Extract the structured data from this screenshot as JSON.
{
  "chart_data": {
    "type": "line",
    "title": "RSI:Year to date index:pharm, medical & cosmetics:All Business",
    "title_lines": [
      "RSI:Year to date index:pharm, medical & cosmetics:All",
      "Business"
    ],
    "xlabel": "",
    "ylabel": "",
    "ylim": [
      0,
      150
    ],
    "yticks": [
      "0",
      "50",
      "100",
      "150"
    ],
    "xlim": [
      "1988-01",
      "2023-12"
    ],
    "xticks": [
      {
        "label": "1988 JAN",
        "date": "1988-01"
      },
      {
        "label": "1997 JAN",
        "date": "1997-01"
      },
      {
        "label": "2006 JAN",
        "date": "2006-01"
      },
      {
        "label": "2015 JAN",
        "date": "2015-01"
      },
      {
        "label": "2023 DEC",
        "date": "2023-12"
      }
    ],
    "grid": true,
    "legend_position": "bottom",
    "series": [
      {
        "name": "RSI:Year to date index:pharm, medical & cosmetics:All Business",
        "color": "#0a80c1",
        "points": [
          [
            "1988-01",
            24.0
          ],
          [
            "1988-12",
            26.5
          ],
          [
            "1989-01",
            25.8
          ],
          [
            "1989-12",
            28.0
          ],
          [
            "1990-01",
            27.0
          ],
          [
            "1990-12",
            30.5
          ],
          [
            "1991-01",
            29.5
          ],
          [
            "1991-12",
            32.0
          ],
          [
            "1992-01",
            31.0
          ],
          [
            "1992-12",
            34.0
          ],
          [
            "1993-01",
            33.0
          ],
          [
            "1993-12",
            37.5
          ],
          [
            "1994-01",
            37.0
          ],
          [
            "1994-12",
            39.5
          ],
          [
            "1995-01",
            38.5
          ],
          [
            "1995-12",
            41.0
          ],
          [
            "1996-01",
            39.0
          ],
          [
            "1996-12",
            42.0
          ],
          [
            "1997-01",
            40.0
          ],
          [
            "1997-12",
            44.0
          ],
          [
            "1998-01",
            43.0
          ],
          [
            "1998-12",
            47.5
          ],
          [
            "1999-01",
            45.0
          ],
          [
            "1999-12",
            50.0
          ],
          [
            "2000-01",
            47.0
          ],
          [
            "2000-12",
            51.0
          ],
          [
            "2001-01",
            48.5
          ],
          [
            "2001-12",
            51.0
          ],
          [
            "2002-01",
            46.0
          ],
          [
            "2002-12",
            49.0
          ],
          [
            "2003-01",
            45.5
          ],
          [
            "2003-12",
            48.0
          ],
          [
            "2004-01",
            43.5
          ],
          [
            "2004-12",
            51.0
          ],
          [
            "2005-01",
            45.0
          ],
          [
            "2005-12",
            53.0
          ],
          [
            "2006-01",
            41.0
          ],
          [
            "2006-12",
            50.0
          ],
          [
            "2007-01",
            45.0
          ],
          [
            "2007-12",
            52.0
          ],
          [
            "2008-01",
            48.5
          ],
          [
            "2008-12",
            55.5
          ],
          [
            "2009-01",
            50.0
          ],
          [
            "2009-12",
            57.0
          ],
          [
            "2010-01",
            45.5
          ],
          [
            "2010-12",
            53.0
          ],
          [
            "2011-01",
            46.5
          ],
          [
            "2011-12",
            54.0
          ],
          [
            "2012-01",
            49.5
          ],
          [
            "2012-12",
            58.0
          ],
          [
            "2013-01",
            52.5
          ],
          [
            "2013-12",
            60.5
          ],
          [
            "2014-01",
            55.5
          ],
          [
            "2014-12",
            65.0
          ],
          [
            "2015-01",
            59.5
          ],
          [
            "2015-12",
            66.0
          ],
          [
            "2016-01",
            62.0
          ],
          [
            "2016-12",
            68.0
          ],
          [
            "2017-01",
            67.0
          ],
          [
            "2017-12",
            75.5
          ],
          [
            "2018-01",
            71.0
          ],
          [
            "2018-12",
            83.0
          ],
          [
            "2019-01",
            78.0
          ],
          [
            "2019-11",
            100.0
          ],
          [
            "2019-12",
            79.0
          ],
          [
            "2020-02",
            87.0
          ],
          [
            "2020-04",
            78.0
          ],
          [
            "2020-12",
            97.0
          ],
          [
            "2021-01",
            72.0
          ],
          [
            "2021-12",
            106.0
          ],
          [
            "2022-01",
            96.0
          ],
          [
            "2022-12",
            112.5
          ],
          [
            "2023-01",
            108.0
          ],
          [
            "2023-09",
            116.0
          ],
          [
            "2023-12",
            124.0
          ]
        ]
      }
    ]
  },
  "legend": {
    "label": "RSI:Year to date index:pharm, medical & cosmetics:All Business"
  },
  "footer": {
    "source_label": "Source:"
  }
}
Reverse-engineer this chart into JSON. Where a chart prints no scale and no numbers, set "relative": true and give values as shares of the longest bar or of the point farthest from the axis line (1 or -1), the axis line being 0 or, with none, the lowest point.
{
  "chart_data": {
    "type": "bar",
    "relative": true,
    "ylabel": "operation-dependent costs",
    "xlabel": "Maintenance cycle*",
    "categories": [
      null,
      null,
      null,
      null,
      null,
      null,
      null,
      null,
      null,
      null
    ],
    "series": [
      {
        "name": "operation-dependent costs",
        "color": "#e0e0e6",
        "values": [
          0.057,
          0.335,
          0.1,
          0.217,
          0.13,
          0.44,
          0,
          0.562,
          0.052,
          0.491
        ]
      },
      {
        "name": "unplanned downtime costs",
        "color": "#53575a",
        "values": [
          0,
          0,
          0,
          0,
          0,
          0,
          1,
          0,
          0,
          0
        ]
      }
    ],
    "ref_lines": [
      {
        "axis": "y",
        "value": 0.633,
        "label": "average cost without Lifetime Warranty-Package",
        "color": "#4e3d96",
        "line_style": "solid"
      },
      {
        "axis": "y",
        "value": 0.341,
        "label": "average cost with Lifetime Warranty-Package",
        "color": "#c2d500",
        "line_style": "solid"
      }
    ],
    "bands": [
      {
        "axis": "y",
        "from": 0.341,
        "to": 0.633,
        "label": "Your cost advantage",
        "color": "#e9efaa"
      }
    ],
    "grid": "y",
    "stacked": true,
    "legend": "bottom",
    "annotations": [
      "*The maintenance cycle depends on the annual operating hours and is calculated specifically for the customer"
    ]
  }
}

◆ ◆ ◆ ◆

■ Objective
Output each record precisely as given.

■ Solution to the exercise
Extract the structured data from this screenshot as JSON.
{
  "chart_data": {
    "type": "line",
    "title": "RSI:Year to date index:pharm, medical & cosmetics:All Business",
    "title_lines": [
      "RSI:Year to date index:pharm, medical & cosmetics:All",
      "Business"
    ],
    "xlabel": "",
    "ylabel": "",
    "ylim": [
      0,
      150
    ],
    "yticks": [
      "0",
      "50",
      "100",
      "150"
    ],
    "xlim": [
      "1988-01",
      "2023-12"
    ],
    "xticks": [
      {
        "label": "1988 JAN",
        "date": "1988-01"
      },
      {
        "label": "1997 JAN",
        "date": "1997-01"
      },
      {
        "label": "2006 JAN",
        "date": "2006-01"
      },
      {
        "label": "2015 JAN",
        "date": "2015-01"
      },
      {
        "label": "2023 DEC",
        "date": "2023-12"
      }
    ],
    "grid": true,
    "legend_position": "bottom",
    "series": [
      {
        "name": "RSI:Year to date index:pharm, medical & cosmetics:All Business",
        "color": "#0a80c1",
        "points": [
          [
            "1988-01",
            24.0
          ],
          [
            "1988-12",
            26.5
          ],
          [
            "1989-01",
            25.8
          ],
          [
            "1989-12",
            28.0
          ],
          [
            "1990-01",
            27.0
          ],
          [
            "1990-12",
            30.5
          ],
          [
            "1991-01",
            29.5
          ],
          [
            "1991-12",
            32.0
          ],
          [
            "1992-01",
            31.0
          ],
          [
            "1992-12",
            34.0
          ],
          [
            "1993-01",
            33.0
          ],
          [
            "1993-12",
            37.5
          ],
          [
            "1994-01",
            37.0
          ],
          [
            "1994-12",
            39.5
          ],
          [
            "1995-01",
            38.5
          ],
          [
            "1995-12",
            41.0
          ],
          [
            "1996-01",
            39.0
          ],
          [
            "1996-12",
            42.0
          ],
          [
            "1997-01",
            40.0
          ],
          [
            "1997-12",
            44.0
          ],
          [
            "1998-01",
            43.0
          ],
          [
            "1998-12",
            47.5
          ],
          [
            "1999-01",
            45.0
          ],
          [
            "1999-12",
            50.0
          ],
          [
            "2000-01",
            47.0
          ],
          [
            "2000-12",
            51.0
          ],
          [
            "2001-01",
            48.5
          ],
          [
            "2001-12",
            51.0
          ],
          [
            "2002-01",
            46.0
          ],
          [
            "2002-12",
            49.0
          ],
          [
            "2003-01",
            45.5
          ],
          [
            "2003-12",
            48.0
          ],
          [
            "2004-01",
            43.5
          ],
          [
            "2004-12",
            51.0
          ],
          [
            "2005-01",
            45.0
          ],
          [
            "2005-12",
            53.0
          ],
          [
            "2006-01",
            41.0
          ],
          [
            "2006-12",
            50.0
          ],
          [
            "2007-01",
            45.0
          ],
          [
            "2007-12",
            52.0
          ],
          [
            "2008-01",
            48.5
          ],
          [
            "2008-12",
            55.5
          ],
          [
            "2009-01",
            50.0
          ],
          [
            "2009-12",
            57.0
          ],
          [
            "2010-01",
            45.5
          ],
          [
            "2010-12",
            53.0
          ],
          [
            "2011-01",
            46.5
          ],
          [
            "2011-12",
            54.0
          ],
          [
            "2012-01",
            49.5
          ],
          [
            "2012-12",
            58.0
          ],
          [
            "2013-01",
            52.5
          ],
          [
            "2013-12",
            60.5
          ],
          [
            "2014-01",
            55.5
          ],
          [
            "2014-12",
            65.0
          ],
          [
            "2015-01",
            59.5
          ],
          [
            "2015-12",
            66.0
          ],
          [
            "2016-01",
            62.0
          ],
          [
            "2016-12",
            68.0
          ],
          [
            "2017-01",
            67.0
          ],
          [
            "2017-12",
            75.5
          ],
          [
            "2018-01",
            71.0
          ],
          [
            "2018-12",
            83.0
          ],
          [
            "2019-01",
            78.0
          ],
          [
            "2019-11",
            100.0
          ],
          [
            "2019-12",
            79.0
          ],
          [
            "2020-02",
            87.0
          ],
          [
            "2020-04",
            78.0
          ],
          [
            "2020-12",
            97.0
          ],
          [
            "2021-01",
            72.0
          ],
          [
            "2021-12",
            106.0
          ],
          [
            "2022-01",
            96.0
          ],
          [
            "2022-12",
            112.5
          ],
          [
            "2023-01",
            108.0
          ],
          [
            "2023-09",
            116.0
          ],
          [
            "2023-12",
            124.0
          ]
        ]
      }
    ]
  },
  "legend": {
    "label": "RSI:Year to date index:pharm, medical & cosmetics:All Business"
  },
  "footer": {
    "source_label": "Source:"
  }
}
Reverse-engineer this chart into JSON. Where a chart prints no scale and no numbers, set "relative": true and give values as shares of the longest bar or of the point farthest from the axis line (1 or -1), the axis line being 0 or, with none, the lowest point.
{
  "chart_data": {
    "type": "bar",
    "relative": true,
    "ylabel": "operation-dependent costs",
    "xlabel": "Maintenance cycle*",
    "categories": [
      null,
      null,
      null,
      null,
      null,
      null,
      null,
      null,
      null,
      null
    ],
    "series": [
      {
        "name": "operation-dependent costs",
        "color": "#e0e0e6",
        "values": [
          0.057,
          0.335,
          0.1,
          0.217,
          0.13,
          0.44,
          0,
          0.562,
          0.052,
          0.491
        ]
      },
      {
        "name": "unplanned downtime costs",
        "color": "#53575a",
        "values": [
          0,
          0,
          0,
          0,
          0,
          0,
          1,
          0,
          0,
          0
        ]
      }
    ],
    "ref_lines": [
      {
        "axis": "y",
        "value": 0.633,
        "label": "average cost without Lifetime Warranty-Package",
        "color": "#4e3d96",
        "line_style": "solid"
      },
      {
        "axis": "y",
        "value": 0.341,
        "label": "average cost with Lifetime Warranty-Package",
        "color": "#c2d500",
        "line_style": "solid"
      }
    ],
    "bands": [
      {
        "axis": "y",
        "from": 0.341,
        "to": 0.633,
        "label": "Your cost advantage",
        "color": "#e9efaa"
      }
    ],
    "grid": "y",
    "stacked": true,
    "legend": "bottom",
    "annotations": [
      "*The maintenance cycle depends on the annual operating hours and is calculated specifically for the customer"
    ]
  }
}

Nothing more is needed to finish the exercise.